• _WHAT THE EXERCISE ASKS_: Set out the material from its start through the line containing "scroll-up-icon[interactable]: ▲ (502, 114, 519, 131)" as a numbered list, omitting any blank lines.

[start STORED RECORDS]

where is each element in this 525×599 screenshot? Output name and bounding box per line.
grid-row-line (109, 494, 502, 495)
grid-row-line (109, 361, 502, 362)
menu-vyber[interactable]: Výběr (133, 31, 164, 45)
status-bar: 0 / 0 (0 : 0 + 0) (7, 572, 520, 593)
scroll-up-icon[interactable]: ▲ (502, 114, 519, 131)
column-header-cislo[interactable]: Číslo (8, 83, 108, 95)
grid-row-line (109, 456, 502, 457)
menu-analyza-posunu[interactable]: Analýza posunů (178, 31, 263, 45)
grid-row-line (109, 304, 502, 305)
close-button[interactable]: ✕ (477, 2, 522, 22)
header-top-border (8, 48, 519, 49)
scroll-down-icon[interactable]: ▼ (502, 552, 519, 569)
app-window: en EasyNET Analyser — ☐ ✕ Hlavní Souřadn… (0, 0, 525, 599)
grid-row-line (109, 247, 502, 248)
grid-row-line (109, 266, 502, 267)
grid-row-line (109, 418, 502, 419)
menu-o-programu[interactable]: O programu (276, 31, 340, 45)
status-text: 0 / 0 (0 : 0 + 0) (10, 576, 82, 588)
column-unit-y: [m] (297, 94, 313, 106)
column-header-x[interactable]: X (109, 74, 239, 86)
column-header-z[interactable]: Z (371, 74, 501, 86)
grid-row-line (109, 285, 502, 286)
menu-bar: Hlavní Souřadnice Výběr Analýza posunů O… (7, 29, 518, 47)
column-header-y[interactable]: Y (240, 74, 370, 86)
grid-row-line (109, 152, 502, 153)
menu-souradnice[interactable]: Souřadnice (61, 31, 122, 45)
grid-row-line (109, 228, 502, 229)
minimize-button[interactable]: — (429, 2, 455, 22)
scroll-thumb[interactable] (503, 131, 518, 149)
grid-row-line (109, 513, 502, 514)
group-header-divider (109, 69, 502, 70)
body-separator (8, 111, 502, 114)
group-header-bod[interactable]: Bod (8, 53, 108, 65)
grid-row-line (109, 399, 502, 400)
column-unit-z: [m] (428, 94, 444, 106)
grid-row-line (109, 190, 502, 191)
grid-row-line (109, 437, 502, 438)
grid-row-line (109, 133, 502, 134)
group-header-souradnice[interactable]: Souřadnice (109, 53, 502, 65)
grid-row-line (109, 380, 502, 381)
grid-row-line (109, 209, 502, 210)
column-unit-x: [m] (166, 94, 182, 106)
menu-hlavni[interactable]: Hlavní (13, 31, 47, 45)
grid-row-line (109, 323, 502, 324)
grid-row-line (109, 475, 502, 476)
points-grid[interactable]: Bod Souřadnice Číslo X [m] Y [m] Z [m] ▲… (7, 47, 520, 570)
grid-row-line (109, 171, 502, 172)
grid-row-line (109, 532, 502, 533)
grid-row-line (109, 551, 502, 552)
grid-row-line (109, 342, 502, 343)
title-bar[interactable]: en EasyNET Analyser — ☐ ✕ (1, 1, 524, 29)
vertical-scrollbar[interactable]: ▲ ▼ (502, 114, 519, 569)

[end STORED RECORDS]

• _RESPONSE TO THIS TASK_:
1. where is each element in this 525×599 screenshot? Output name and bounding box per line.
2. grid-row-line (109, 494, 502, 495)
3. grid-row-line (109, 361, 502, 362)
4. menu-vyber[interactable]: Výběr (133, 31, 164, 45)
5. status-bar: 0 / 0 (0 : 0 + 0) (7, 572, 520, 593)
6. scroll-up-icon[interactable]: ▲ (502, 114, 519, 131)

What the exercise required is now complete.